[Collected data entries]
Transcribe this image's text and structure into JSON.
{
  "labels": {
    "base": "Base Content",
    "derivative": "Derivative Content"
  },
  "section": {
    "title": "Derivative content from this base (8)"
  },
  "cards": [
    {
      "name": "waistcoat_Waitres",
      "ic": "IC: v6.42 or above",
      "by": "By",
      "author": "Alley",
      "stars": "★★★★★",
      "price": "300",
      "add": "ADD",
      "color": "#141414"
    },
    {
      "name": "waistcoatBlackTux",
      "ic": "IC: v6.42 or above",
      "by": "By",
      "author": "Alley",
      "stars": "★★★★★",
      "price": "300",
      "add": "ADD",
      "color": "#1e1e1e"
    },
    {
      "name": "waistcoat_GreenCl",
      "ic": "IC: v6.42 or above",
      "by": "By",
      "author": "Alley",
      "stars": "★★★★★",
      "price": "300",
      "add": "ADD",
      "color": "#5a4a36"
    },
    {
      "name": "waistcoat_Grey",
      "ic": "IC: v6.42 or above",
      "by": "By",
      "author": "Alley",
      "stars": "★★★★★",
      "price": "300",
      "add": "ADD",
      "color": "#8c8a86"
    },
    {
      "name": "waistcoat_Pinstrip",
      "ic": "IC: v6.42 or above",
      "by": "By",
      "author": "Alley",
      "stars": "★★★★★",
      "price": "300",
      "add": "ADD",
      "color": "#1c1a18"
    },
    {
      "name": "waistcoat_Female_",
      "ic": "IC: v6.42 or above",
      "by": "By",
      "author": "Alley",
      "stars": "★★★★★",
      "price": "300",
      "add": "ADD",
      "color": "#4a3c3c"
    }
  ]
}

Your objective: Output the lines above verbatim and in full.

Exercise output:
Transcribe this image's text and structure into JSON.
{
  "labels": {
    "base": "Base Content",
    "derivative": "Derivative Content"
  },
  "section": {
    "title": "Derivative content from this base (8)"
  },
  "cards": [
    {
      "name": "waistcoat_Waitres",
      "ic": "IC: v6.42 or above",
      "by": "By",
      "author": "Alley",
      "stars": "★★★★★",
      "price": "300",
      "add": "ADD",
      "color": "#141414"
    },
    {
      "name": "waistcoatBlackTux",
      "ic": "IC: v6.42 or above",
      "by": "By",
      "author": "Alley",
      "stars": "★★★★★",
      "price": "300",
      "add": "ADD",
      "color": "#1e1e1e"
    },
    {
      "name": "waistcoat_GreenCl",
      "ic": "IC: v6.42 or above",
      "by": "By",
      "author": "Alley",
      "stars": "★★★★★",
      "price": "300",
      "add": "ADD",
      "color": "#5a4a36"
    },
    {
      "name": "waistcoat_Grey",
      "ic": "IC: v6.42 or above",
      "by": "By",
      "author": "Alley",
      "stars": "★★★★★",
      "price": "300",
      "add": "ADD",
      "color": "#8c8a86"
    },
    {
      "name": "waistcoat_Pinstrip",
      "ic": "IC: v6.42 or above",
      "by": "By",
      "author": "Alley",
      "stars": "★★★★★",
      "price": "300",
      "add": "ADD",
      "color": "#1c1a18"
    },
    {
      "name": "waistcoat_Female_",
      "ic": "IC: v6.42 or above",
      "by": "By",
      "author": "Alley",
      "stars": "★★★★★",
      "price": "300",
      "add": "ADD",
      "color": "#4a3c3c"
    }
  ]
}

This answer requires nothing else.